> **What you should do**:
Set down each entry exactly as given; pictures should not appear in the copy.

> **Items**:
_ _ _
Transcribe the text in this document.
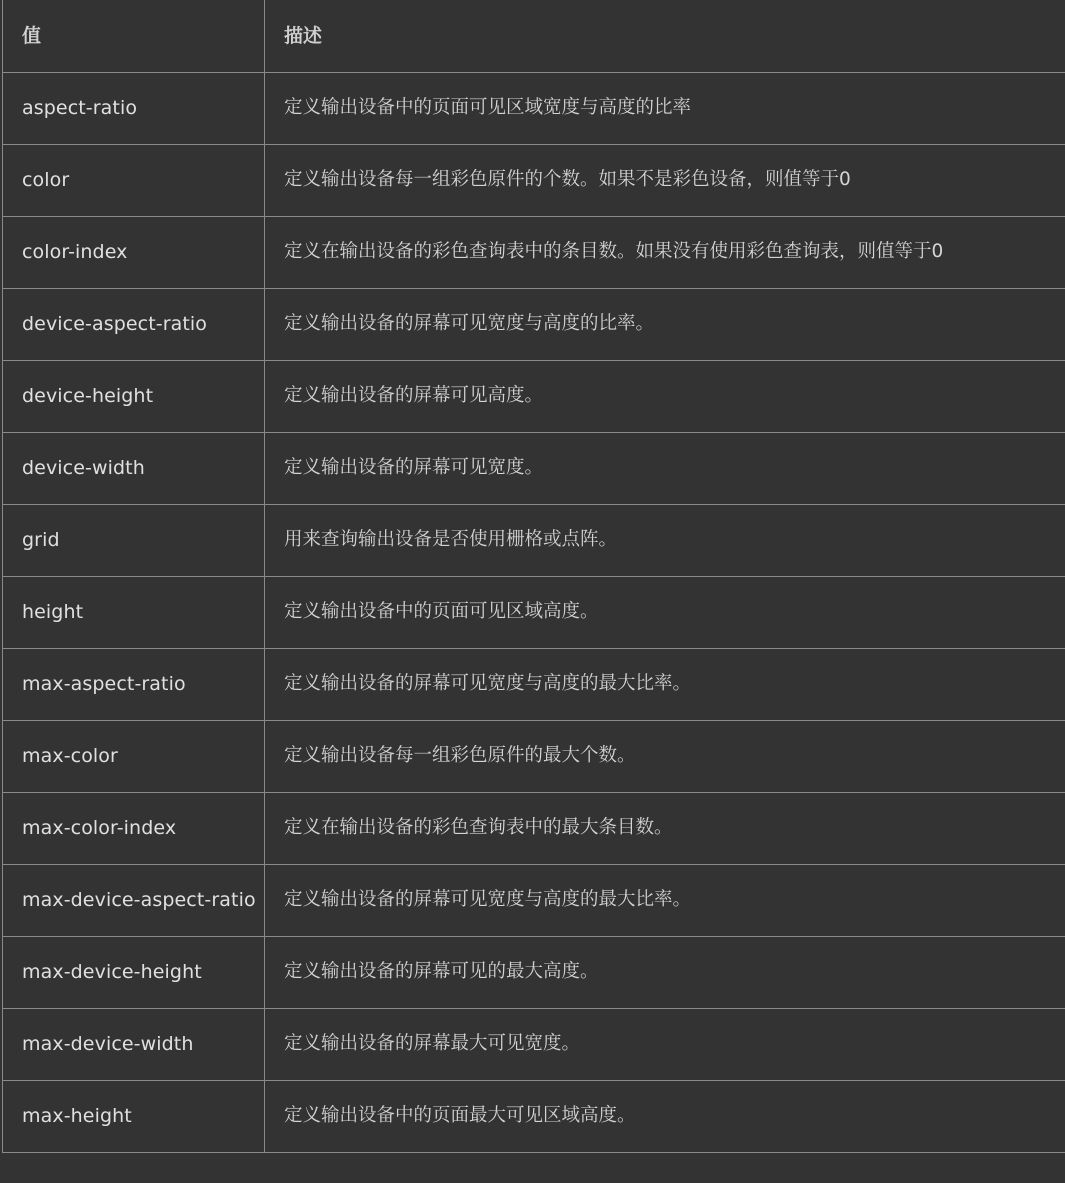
值	描述
aspect-ratio	定义输出设备中的页面可见区域宽度与高度的比率
color	定义输出设备每一组彩色原件的个数。如果不是彩色设备，则值等于0
color-index	定义在输出设备的彩色查询表中的条目数。如果没有使用彩色查询表，则值等于0
device-aspect-ratio	定义输出设备的屏幕可见宽度与高度的比率。
device-height	定义输出设备的屏幕可见高度。
device-width	定义输出设备的屏幕可见宽度。
grid	用来查询输出设备是否使用栅格或点阵。
height	定义输出设备中的页面可见区域高度。
max-aspect-ratio	定义输出设备的屏幕可见宽度与高度的最大比率。
max-color	定义输出设备每一组彩色原件的最大个数。
max-color-index	定义在输出设备的彩色查询表中的最大条目数。
max-device-aspect-ratio	定义输出设备的屏幕可见宽度与高度的最大比率。
max-device-height	定义输出设备的屏幕可见的最大高度。
max-device-width	定义输出设备的屏幕最大可见宽度。
max-height	定义输出设备中的页面最大可见区域高度。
_ _ _
> **The reply**:
Transcribe the text in this document.
值	描述
aspect-ratio	定义输出设备中的页面可见区域宽度与高度的比率
color	定义输出设备每一组彩色原件的个数。如果不是彩色设备，则值等于0
color-index	定义在输出设备的彩色查询表中的条目数。如果没有使用彩色查询表，则值等于0
device-aspect-ratio	定义输出设备的屏幕可见宽度与高度的比率。
device-height	定义输出设备的屏幕可见高度。
device-width	定义输出设备的屏幕可见宽度。
grid	用来查询输出设备是否使用栅格或点阵。
height	定义输出设备中的页面可见区域高度。
max-aspect-ratio	定义输出设备的屏幕可见宽度与高度的最大比率。
max-color	定义输出设备每一组彩色原件的最大个数。
max-color-index	定义在输出设备的彩色查询表中的最大条目数。
max-device-aspect-ratio	定义输出设备的屏幕可见宽度与高度的最大比率。
max-device-height	定义输出设备的屏幕可见的最大高度。
max-device-width	定义输出设备的屏幕最大可见宽度。
max-height	定义输出设备中的页面最大可见区域高度。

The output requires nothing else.